# [Written request]
Write every record out again exactly as given.

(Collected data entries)
==*==

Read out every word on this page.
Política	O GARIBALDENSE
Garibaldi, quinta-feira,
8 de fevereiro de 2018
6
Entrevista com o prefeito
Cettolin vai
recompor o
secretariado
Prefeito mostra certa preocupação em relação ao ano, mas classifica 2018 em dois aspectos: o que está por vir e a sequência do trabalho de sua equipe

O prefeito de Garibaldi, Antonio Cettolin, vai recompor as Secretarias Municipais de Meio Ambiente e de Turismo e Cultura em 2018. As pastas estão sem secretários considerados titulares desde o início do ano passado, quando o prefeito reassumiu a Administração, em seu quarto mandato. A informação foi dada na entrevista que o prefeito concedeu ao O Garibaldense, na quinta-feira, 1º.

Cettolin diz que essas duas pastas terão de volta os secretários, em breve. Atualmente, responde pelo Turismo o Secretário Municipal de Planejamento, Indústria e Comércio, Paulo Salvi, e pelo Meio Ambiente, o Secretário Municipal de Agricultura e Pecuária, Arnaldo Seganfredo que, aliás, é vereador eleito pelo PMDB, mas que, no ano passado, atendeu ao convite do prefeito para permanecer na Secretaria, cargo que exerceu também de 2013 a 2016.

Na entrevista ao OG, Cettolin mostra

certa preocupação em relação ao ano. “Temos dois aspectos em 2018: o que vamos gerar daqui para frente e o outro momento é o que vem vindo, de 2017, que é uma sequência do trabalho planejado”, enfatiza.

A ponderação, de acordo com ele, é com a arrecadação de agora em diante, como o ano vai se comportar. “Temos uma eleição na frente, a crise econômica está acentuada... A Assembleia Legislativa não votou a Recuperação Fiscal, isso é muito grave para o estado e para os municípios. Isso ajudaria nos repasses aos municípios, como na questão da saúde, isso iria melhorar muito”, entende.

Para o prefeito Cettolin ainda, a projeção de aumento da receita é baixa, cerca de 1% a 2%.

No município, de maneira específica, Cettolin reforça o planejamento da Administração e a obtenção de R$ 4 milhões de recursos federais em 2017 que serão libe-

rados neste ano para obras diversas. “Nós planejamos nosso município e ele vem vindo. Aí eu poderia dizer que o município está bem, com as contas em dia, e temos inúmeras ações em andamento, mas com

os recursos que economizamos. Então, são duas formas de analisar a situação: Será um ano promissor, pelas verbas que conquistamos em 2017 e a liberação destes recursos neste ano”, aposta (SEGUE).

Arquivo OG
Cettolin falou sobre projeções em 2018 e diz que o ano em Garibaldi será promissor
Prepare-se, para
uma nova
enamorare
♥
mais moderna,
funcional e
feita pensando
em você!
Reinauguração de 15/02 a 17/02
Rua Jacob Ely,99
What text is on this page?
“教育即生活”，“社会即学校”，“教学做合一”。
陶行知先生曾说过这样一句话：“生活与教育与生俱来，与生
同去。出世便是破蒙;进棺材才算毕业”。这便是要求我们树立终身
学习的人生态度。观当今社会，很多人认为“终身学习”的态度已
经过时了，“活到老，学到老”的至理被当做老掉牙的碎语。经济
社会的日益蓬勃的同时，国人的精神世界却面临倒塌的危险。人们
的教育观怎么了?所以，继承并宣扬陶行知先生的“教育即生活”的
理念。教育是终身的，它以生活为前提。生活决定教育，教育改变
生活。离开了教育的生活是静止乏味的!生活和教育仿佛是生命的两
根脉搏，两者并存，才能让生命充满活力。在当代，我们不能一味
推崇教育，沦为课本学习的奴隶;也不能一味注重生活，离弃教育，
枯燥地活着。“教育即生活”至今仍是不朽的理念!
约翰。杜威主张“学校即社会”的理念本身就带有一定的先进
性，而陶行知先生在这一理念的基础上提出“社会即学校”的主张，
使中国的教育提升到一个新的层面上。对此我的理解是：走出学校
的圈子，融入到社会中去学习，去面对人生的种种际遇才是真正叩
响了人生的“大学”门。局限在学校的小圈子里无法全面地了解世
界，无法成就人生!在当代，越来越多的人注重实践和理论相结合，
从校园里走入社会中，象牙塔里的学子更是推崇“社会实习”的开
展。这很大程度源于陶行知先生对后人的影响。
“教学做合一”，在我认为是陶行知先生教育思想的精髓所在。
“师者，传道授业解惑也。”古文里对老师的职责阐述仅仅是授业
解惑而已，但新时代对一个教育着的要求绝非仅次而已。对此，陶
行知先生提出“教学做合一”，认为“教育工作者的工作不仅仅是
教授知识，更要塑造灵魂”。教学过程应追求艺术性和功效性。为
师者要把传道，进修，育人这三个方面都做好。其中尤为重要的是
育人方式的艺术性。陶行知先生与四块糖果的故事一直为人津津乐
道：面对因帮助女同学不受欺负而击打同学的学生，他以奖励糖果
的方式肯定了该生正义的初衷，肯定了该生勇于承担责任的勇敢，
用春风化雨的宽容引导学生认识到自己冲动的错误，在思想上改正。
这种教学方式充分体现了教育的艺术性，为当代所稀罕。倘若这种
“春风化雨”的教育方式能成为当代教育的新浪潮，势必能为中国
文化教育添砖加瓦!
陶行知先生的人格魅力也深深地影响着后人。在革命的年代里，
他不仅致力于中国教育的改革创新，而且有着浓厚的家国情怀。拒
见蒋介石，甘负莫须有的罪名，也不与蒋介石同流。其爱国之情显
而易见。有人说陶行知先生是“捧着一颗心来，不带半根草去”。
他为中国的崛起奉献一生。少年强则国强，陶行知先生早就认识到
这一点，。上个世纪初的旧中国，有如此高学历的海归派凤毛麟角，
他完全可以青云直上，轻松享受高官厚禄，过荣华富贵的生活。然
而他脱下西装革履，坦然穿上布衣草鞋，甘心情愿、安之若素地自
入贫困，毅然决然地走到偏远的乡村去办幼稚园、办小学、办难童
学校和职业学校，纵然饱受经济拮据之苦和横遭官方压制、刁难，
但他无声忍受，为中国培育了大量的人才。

==*==

# [Solution to the exercise]
Read out every word on this page.
Política	O GARIBALDENSE
Garibaldi, quinta-feira,
8 de fevereiro de 2018
6
Entrevista com o prefeito
Cettolin vai
recompor o
secretariado
Prefeito mostra certa preocupação em relação ao ano, mas classifica 2018 em dois aspectos: o que está por vir e a sequência do trabalho de sua equipe

O prefeito de Garibaldi, Antonio Cettolin, vai recompor as Secretarias Municipais de Meio Ambiente e de Turismo e Cultura em 2018. As pastas estão sem secretários considerados titulares desde o início do ano passado, quando o prefeito reassumiu a Administração, em seu quarto mandato. A informação foi dada na entrevista que o prefeito concedeu ao O Garibaldense, na quinta-feira, 1º.

Cettolin diz que essas duas pastas terão de volta os secretários, em breve. Atualmente, responde pelo Turismo o Secretário Municipal de Planejamento, Indústria e Comércio, Paulo Salvi, e pelo Meio Ambiente, o Secretário Municipal de Agricultura e Pecuária, Arnaldo Seganfredo que, aliás, é vereador eleito pelo PMDB, mas que, no ano passado, atendeu ao convite do prefeito para permanecer na Secretaria, cargo que exerceu também de 2013 a 2016.

Na entrevista ao OG, Cettolin mostra

certa preocupação em relação ao ano. “Temos dois aspectos em 2018: o que vamos gerar daqui para frente e o outro momento é o que vem vindo, de 2017, que é uma sequência do trabalho planejado”, enfatiza.

A ponderação, de acordo com ele, é com a arrecadação de agora em diante, como o ano vai se comportar. “Temos uma eleição na frente, a crise econômica está acentuada... A Assembleia Legislativa não votou a Recuperação Fiscal, isso é muito grave para o estado e para os municípios. Isso ajudaria nos repasses aos municípios, como na questão da saúde, isso iria melhorar muito”, entende.

Para o prefeito Cettolin ainda, a projeção de aumento da receita é baixa, cerca de 1% a 2%.

No município, de maneira específica, Cettolin reforça o planejamento da Administração e a obtenção de R$ 4 milhões de recursos federais em 2017 que serão libe-

rados neste ano para obras diversas. “Nós planejamos nosso município e ele vem vindo. Aí eu poderia dizer que o município está bem, com as contas em dia, e temos inúmeras ações em andamento, mas com

os recursos que economizamos. Então, são duas formas de analisar a situação: Será um ano promissor, pelas verbas que conquistamos em 2017 e a liberação destes recursos neste ano”, aposta (SEGUE).

Arquivo OG
Cettolin falou sobre projeções em 2018 e diz que o ano em Garibaldi será promissor
Prepare-se, para
uma nova
enamorare
♥
mais moderna,
funcional e
feita pensando
em você!
Reinauguração de 15/02 a 17/02
Rua Jacob Ely,99
What text is on this page?
“教育即生活”，“社会即学校”，“教学做合一”。
陶行知先生曾说过这样一句话：“生活与教育与生俱来，与生
同去。出世便是破蒙;进棺材才算毕业”。这便是要求我们树立终身
学习的人生态度。观当今社会，很多人认为“终身学习”的态度已
经过时了，“活到老，学到老”的至理被当做老掉牙的碎语。经济
社会的日益蓬勃的同时，国人的精神世界却面临倒塌的危险。人们
的教育观怎么了?所以，继承并宣扬陶行知先生的“教育即生活”的
理念。教育是终身的，它以生活为前提。生活决定教育，教育改变
生活。离开了教育的生活是静止乏味的!生活和教育仿佛是生命的两
根脉搏，两者并存，才能让生命充满活力。在当代，我们不能一味
推崇教育，沦为课本学习的奴隶;也不能一味注重生活，离弃教育，
枯燥地活着。“教育即生活”至今仍是不朽的理念!
约翰。杜威主张“学校即社会”的理念本身就带有一定的先进
性，而陶行知先生在这一理念的基础上提出“社会即学校”的主张，
使中国的教育提升到一个新的层面上。对此我的理解是：走出学校
的圈子，融入到社会中去学习，去面对人生的种种际遇才是真正叩
响了人生的“大学”门。局限在学校的小圈子里无法全面地了解世
界，无法成就人生!在当代，越来越多的人注重实践和理论相结合，
从校园里走入社会中，象牙塔里的学子更是推崇“社会实习”的开
展。这很大程度源于陶行知先生对后人的影响。
“教学做合一”，在我认为是陶行知先生教育思想的精髓所在。
“师者，传道授业解惑也。”古文里对老师的职责阐述仅仅是授业
解惑而已，但新时代对一个教育着的要求绝非仅次而已。对此，陶
行知先生提出“教学做合一”，认为“教育工作者的工作不仅仅是
教授知识，更要塑造灵魂”。教学过程应追求艺术性和功效性。为
师者要把传道，进修，育人这三个方面都做好。其中尤为重要的是
育人方式的艺术性。陶行知先生与四块糖果的故事一直为人津津乐
道：面对因帮助女同学不受欺负而击打同学的学生，他以奖励糖果
的方式肯定了该生正义的初衷，肯定了该生勇于承担责任的勇敢，
用春风化雨的宽容引导学生认识到自己冲动的错误，在思想上改正。
这种教学方式充分体现了教育的艺术性，为当代所稀罕。倘若这种
“春风化雨”的教育方式能成为当代教育的新浪潮，势必能为中国
文化教育添砖加瓦!
陶行知先生的人格魅力也深深地影响着后人。在革命的年代里，
他不仅致力于中国教育的改革创新，而且有着浓厚的家国情怀。拒
见蒋介石，甘负莫须有的罪名，也不与蒋介石同流。其爱国之情显
而易见。有人说陶行知先生是“捧着一颗心来，不带半根草去”。
他为中国的崛起奉献一生。少年强则国强，陶行知先生早就认识到
这一点，。上个世纪初的旧中国，有如此高学历的海归派凤毛麟角，
他完全可以青云直上，轻松享受高官厚禄，过荣华富贵的生活。然
而他脱下西装革履，坦然穿上布衣草鞋，甘心情愿、安之若素地自
入贫困，毅然决然地走到偏远的乡村去办幼稚园、办小学、办难童
学校和职业学校，纵然饱受经济拮据之苦和横遭官方压制、刁难，
但他无声忍受，为中国培育了大量的人才。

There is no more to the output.